**Given problem**
Please transcribe the records precisely; pictures stay out of your copy.

**Given entries**
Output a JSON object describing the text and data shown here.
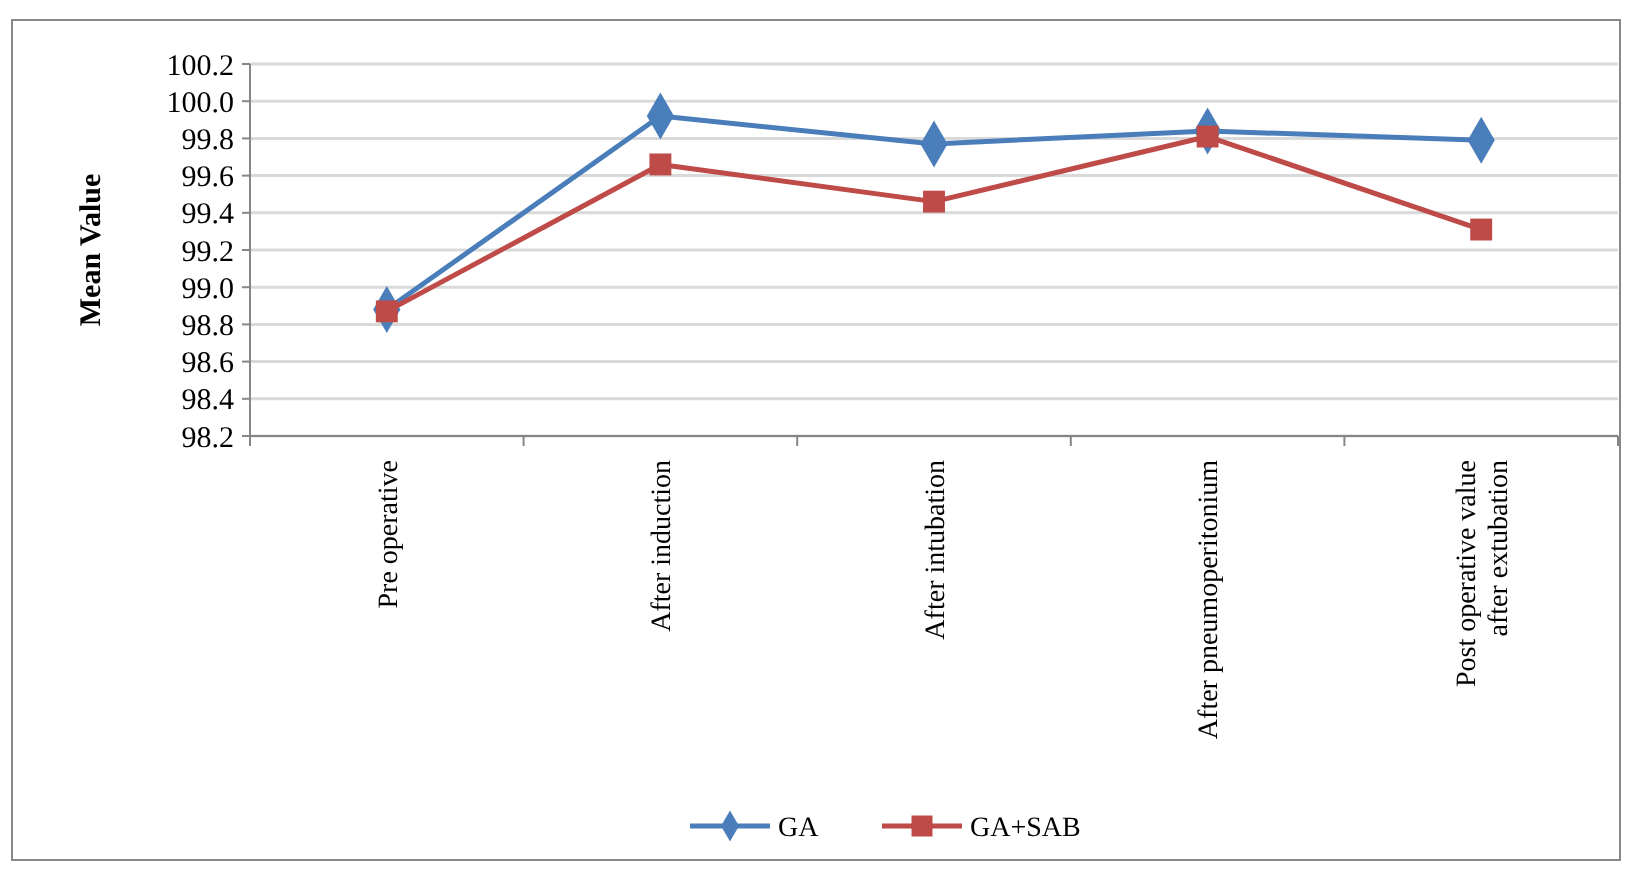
{
  "chart_data": {
    "type": "line",
    "ylabel": "Mean Value",
    "categories": [
      "Pre operative",
      "After induction",
      "After intubation",
      "After pneumoperitonium",
      "Post operative value after extubation"
    ],
    "series": [
      {
        "name": "GA",
        "color": "#4a7ebb",
        "marker": "diamond",
        "values": [
          98.88,
          99.92,
          99.77,
          99.84,
          99.79
        ]
      },
      {
        "name": "GA+SAB",
        "color": "#be4b48",
        "marker": "square",
        "values": [
          98.87,
          99.66,
          99.46,
          99.81,
          99.31
        ]
      }
    ],
    "ylim": [
      98.2,
      100.2
    ],
    "yticks": [
      {
        "value": 98.2,
        "label": "98.2"
      },
      {
        "value": 98.4,
        "label": "98.4"
      },
      {
        "value": 98.6,
        "label": "98.6"
      },
      {
        "value": 98.8,
        "label": "98.8"
      },
      {
        "value": 99.0,
        "label": "99.0"
      },
      {
        "value": 99.2,
        "label": "99.2"
      },
      {
        "value": 99.4,
        "label": "99.4"
      },
      {
        "value": 99.6,
        "label": "99.6"
      },
      {
        "value": 99.8,
        "label": "99.8"
      },
      {
        "value": 100.0,
        "label": "100.0"
      },
      {
        "value": 100.2,
        "label": "100.2"
      }
    ],
    "grid": "y",
    "legend": "bottom",
    "line_style": "solid"
  }
}
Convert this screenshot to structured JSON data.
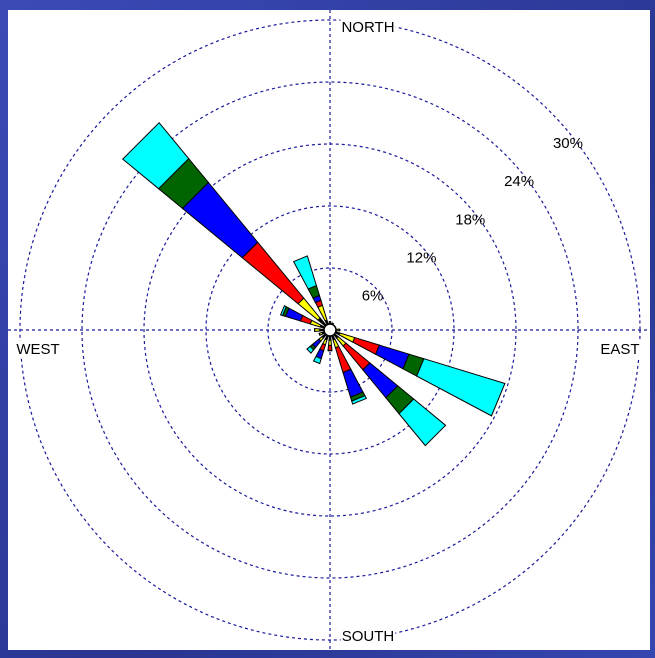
{
  "chart_data": {
    "type": "windrose",
    "compass": {
      "north": "NORTH",
      "east": "EAST",
      "south": "SOUTH",
      "west": "WEST"
    },
    "rlim": [
      0,
      30
    ],
    "rticks": [
      {
        "value": 6,
        "label": "6%"
      },
      {
        "value": 12,
        "label": "12%"
      },
      {
        "value": 18,
        "label": "18%"
      },
      {
        "value": 24,
        "label": "24%"
      },
      {
        "value": 30,
        "label": "30%"
      }
    ],
    "grid": true,
    "series": [
      {
        "color": "#000000",
        "values": [
          0.5,
          0.5,
          0.4,
          0.5,
          0.6,
          1,
          1,
          1,
          1,
          1,
          1,
          0.8,
          1,
          1,
          1.5,
          1
        ]
      },
      {
        "color": "#ffff00",
        "values": [
          0.3,
          0.2,
          0,
          0,
          0.3,
          1.5,
          1,
          0.8,
          0.5,
          0.5,
          0.4,
          0.3,
          0.5,
          1,
          2.5,
          1.5
        ]
      },
      {
        "color": "#ff0000",
        "values": [
          0,
          0,
          0,
          0,
          0,
          2.5,
          3,
          2.5,
          0.5,
          0.6,
          0,
          0,
          0,
          1,
          7,
          0.5
        ]
      },
      {
        "color": "#0000ff",
        "values": [
          0,
          0,
          0,
          0,
          0,
          3,
          3.5,
          2.5,
          0,
          0.8,
          0.8,
          0,
          0,
          1.5,
          7.5,
          0.5
        ]
      },
      {
        "color": "#006400",
        "values": [
          0,
          0,
          0,
          0,
          0,
          1.5,
          2,
          0.4,
          0,
          0,
          0.3,
          0,
          0,
          0.3,
          3,
          1
        ]
      },
      {
        "color": "#00ffff",
        "values": [
          0,
          0,
          0,
          0,
          0,
          8.2,
          4,
          0.3,
          0,
          0.5,
          0.4,
          0,
          0,
          0.2,
          4.5,
          3
        ]
      }
    ]
  }
}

**Complete answer**
Output a JSON object describing the text and data shown here.
{
  "chart_data": {
    "type": "line",
    "ylabel": "Mean Value",
    "categories": [
      "Pre operative",
      "After induction",
      "After intubation",
      "After pneumoperitonium",
      "Post operative value after extubation"
    ],
    "series": [
      {
        "name": "GA",
        "color": "#4a7ebb",
        "marker": "diamond",
        "values": [
          98.88,
          99.92,
          99.77,
          99.84,
          99.79
        ]
      },
      {
        "name": "GA+SAB",
        "color": "#be4b48",
        "marker": "square",
        "values": [
          98.87,
          99.66,
          99.46,
          99.81,
          99.31
        ]
      }
    ],
    "ylim": [
      98.2,
      100.2
    ],
    "yticks": [
      {
        "value": 98.2,
        "label": "98.2"
      },
      {
        "value": 98.4,
        "label": "98.4"
      },
      {
        "value": 98.6,
        "label": "98.6"
      },
      {
        "value": 98.8,
        "label": "98.8"
      },
      {
        "value": 99.0,
        "label": "99.0"
      },
      {
        "value": 99.2,
        "label": "99.2"
      },
      {
        "value": 99.4,
        "label": "99.4"
      },
      {
        "value": 99.6,
        "label": "99.6"
      },
      {
        "value": 99.8,
        "label": "99.8"
      },
      {
        "value": 100.0,
        "label": "100.0"
      },
      {
        "value": 100.2,
        "label": "100.2"
      }
    ],
    "grid": "y",
    "legend": "bottom",
    "line_style": "solid"
  }
}
Convert this screenshot to structured JSON data.
{
  "chart_data": {
    "type": "windrose",
    "compass": {
      "north": "NORTH",
      "east": "EAST",
      "south": "SOUTH",
      "west": "WEST"
    },
    "rlim": [
      0,
      30
    ],
    "rticks": [
      {
        "value": 6,
        "label": "6%"
      },
      {
        "value": 12,
        "label": "12%"
      },
      {
        "value": 18,
        "label": "18%"
      },
      {
        "value": 24,
        "label": "24%"
      },
      {
        "value": 30,
        "label": "30%"
      }
    ],
    "grid": true,
    "series": [
      {
        "color": "#000000",
        "values": [
          0.5,
          0.5,
          0.4,
          0.5,
          0.6,
          1,
          1,
          1,
          1,
          1,
          1,
          0.8,
          1,
          1,
          1.5,
          1
        ]
      },
      {
        "color": "#ffff00",
        "values": [
          0.3,
          0.2,
          0,
          0,
          0.3,
          1.5,
          1,
          0.8,
          0.5,
          0.5,
          0.4,
          0.3,
          0.5,
          1,
          2.5,
          1.5
        ]
      },
      {
        "color": "#ff0000",
        "values": [
          0,
          0,
          0,
          0,
          0,
          2.5,
          3,
          2.5,
          0.5,
          0.6,
          0,
          0,
          0,
          1,
          7,
          0.5
        ]
      },
      {
        "color": "#0000ff",
        "values": [
          0,
          0,
          0,
          0,
          0,
          3,
          3.5,
          2.5,
          0,
          0.8,
          0.8,
          0,
          0,
          1.5,
          7.5,
          0.5
        ]
      },
      {
        "color": "#006400",
        "values": [
          0,
          0,
          0,
          0,
          0,
          1.5,
          2,
          0.4,
          0,
          0,
          0.3,
          0,
          0,
          0.3,
          3,
          1
        ]
      },
      {
        "color": "#00ffff",
        "values": [
          0,
          0,
          0,
          0,
          0,
          8.2,
          4,
          0.3,
          0,
          0.5,
          0.4,
          0,
          0,
          0.2,
          4.5,
          3
        ]
      }
    ]
  }
}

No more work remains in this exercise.